Dataset items
━━━━━━━━━━━━━━━━━━━━━━━━━━━━━━

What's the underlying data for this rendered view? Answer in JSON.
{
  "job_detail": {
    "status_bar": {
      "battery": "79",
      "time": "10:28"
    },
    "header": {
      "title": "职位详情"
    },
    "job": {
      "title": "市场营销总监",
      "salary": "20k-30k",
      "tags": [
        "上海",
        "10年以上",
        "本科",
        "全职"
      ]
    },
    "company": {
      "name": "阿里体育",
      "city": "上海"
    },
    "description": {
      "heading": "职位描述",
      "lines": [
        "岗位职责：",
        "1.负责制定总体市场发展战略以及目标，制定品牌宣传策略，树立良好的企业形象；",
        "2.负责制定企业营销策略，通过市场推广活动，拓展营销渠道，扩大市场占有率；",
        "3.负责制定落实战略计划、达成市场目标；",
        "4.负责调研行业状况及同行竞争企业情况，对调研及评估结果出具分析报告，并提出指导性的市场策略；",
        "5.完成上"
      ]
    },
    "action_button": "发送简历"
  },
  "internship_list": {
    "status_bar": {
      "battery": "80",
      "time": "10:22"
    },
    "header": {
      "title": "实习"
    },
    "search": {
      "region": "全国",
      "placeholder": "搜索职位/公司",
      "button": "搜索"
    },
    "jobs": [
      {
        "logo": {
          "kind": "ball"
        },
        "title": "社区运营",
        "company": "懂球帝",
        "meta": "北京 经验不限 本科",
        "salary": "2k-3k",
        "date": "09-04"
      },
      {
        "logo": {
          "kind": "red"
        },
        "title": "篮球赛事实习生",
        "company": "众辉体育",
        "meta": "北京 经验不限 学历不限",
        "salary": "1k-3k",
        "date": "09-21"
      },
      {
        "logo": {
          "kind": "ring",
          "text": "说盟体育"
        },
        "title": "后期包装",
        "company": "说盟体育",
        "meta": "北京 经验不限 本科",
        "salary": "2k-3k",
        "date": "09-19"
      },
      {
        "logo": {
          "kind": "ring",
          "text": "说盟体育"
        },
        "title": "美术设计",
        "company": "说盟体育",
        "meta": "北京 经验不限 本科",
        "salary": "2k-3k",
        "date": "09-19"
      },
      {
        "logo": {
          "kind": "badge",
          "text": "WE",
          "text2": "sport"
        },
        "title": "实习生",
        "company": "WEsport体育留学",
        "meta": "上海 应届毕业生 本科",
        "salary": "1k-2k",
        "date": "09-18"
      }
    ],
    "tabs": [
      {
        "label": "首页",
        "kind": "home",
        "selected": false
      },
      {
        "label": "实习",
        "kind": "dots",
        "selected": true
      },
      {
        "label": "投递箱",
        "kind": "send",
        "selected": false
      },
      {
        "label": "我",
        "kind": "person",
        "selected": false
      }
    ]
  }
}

━━━━━━━━━━━━━━━━━━━━━━━━━━━━━━

▸ YOUR INSTRUCTIONS
Spot every line that holds "kind" and copy it.

▸ FINISHED TASK
          "kind": "ball"
          "kind": "red"
          "kind": "ring",
          "kind": "ring",
          "kind": "badge",
        "kind": "home",
        "kind": "dots",
        "kind": "send",
        "kind": "person",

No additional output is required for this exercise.